# [TASK OBJECTIVE]
In the listing below, locate the lines bearing the word "left". Copy every one of them.
++++++
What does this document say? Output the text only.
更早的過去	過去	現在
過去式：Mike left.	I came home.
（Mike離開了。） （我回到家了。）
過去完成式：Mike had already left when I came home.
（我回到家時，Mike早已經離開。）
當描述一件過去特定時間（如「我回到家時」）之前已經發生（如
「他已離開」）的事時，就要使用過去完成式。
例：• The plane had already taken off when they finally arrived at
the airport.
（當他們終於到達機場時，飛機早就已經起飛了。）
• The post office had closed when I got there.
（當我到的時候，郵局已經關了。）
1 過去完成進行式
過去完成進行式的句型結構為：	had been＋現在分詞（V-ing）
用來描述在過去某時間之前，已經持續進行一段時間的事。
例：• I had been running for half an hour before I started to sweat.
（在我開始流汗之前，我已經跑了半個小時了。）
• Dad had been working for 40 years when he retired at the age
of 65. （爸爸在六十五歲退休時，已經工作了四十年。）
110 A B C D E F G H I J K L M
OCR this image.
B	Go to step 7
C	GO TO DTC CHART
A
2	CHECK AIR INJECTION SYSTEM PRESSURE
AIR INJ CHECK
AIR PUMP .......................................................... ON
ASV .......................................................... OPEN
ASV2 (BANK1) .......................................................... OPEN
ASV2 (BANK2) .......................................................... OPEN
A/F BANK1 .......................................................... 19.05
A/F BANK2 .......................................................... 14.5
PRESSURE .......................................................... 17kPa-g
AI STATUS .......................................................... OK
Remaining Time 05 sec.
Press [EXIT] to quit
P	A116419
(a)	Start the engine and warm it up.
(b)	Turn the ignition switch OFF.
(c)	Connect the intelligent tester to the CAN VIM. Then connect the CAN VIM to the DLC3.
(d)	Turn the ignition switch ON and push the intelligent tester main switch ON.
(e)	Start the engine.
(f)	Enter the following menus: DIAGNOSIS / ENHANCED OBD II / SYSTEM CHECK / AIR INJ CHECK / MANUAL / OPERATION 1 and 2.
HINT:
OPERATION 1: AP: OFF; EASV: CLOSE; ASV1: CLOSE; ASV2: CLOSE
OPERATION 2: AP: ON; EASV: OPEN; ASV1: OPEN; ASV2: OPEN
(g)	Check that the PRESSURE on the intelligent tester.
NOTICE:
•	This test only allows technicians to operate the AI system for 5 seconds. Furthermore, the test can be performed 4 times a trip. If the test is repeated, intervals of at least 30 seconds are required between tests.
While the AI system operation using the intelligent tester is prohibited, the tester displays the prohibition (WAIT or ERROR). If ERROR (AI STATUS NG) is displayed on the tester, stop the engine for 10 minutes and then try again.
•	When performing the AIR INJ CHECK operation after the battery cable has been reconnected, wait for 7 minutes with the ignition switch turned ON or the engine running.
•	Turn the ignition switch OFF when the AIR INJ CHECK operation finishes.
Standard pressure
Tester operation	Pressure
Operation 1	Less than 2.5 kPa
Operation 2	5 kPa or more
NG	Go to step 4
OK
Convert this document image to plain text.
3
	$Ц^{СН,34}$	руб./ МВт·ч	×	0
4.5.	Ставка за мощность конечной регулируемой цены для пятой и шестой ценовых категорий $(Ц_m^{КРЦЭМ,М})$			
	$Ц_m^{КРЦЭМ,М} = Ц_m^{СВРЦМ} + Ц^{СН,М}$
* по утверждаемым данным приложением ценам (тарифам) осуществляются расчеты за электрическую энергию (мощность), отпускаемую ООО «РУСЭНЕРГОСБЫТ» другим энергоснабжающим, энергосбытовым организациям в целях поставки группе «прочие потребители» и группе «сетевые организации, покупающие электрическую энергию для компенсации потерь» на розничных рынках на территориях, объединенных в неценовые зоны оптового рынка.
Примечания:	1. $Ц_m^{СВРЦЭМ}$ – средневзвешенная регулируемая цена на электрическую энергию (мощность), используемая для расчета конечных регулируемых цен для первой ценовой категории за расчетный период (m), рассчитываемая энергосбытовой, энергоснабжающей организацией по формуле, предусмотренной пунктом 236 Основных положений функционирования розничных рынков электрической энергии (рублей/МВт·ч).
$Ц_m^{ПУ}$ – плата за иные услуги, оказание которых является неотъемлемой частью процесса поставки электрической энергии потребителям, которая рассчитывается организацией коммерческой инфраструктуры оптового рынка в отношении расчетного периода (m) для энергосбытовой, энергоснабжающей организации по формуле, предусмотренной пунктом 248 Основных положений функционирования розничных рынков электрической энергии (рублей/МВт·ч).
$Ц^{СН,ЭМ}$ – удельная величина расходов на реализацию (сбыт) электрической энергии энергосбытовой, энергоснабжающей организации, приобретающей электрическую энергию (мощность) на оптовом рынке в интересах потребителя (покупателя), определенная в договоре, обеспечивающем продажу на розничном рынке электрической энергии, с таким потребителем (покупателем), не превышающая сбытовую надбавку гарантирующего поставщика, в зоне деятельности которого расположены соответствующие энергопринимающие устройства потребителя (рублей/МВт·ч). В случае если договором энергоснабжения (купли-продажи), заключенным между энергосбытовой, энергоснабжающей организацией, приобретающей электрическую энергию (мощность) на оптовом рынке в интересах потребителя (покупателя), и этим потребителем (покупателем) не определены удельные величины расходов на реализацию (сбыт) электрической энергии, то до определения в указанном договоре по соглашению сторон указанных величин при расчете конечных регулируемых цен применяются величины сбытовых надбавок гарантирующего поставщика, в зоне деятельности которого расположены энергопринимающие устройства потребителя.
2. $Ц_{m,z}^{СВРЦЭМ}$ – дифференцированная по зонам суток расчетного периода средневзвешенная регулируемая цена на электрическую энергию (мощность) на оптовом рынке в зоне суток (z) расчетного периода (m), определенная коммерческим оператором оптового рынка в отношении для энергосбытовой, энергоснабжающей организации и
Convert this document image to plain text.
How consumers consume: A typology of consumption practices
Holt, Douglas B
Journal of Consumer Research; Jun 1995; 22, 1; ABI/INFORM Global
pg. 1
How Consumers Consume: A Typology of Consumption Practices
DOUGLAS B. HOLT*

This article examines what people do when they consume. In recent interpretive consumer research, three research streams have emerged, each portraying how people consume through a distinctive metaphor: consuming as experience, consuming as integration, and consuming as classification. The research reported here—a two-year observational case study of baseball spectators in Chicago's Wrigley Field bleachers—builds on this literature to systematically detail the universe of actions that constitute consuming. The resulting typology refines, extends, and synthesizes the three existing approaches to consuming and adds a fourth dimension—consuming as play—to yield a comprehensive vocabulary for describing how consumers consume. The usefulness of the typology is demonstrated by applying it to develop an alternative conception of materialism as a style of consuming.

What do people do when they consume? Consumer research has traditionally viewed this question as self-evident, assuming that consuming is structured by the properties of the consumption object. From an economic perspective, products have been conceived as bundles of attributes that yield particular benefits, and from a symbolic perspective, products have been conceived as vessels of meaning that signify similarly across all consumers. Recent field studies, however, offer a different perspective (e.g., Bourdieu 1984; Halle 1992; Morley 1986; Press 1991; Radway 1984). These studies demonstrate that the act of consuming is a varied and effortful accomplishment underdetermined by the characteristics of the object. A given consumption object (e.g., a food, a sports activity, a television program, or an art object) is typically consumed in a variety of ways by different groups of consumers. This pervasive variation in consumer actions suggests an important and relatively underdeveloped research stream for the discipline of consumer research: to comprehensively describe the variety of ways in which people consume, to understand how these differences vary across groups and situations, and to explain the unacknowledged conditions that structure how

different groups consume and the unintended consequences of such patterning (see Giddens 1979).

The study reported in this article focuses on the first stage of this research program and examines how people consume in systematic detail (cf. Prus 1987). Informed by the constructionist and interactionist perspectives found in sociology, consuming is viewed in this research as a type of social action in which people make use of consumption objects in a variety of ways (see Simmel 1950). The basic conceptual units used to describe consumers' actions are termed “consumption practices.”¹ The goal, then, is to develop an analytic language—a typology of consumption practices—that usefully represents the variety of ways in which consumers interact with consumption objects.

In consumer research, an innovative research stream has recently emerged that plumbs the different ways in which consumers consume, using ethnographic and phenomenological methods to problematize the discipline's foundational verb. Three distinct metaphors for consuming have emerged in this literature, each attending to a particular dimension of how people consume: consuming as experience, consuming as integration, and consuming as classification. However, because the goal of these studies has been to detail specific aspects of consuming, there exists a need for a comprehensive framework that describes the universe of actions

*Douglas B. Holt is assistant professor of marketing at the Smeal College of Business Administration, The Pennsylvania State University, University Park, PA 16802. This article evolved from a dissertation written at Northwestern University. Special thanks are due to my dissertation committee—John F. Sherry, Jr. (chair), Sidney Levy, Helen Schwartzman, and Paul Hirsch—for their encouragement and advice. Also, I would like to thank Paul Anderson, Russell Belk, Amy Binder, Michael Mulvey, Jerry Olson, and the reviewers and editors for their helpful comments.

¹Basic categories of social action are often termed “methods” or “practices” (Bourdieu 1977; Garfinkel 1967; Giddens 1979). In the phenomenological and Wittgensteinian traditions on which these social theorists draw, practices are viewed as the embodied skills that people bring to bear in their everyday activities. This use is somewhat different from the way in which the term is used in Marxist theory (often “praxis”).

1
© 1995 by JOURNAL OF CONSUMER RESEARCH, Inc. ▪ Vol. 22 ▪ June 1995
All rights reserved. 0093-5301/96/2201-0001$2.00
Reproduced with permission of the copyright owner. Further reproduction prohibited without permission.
++++++
# [COMPLETE RESPONSE]
過去式：Mike left.	I came home.
過去完成式：Mike had already left when I came home.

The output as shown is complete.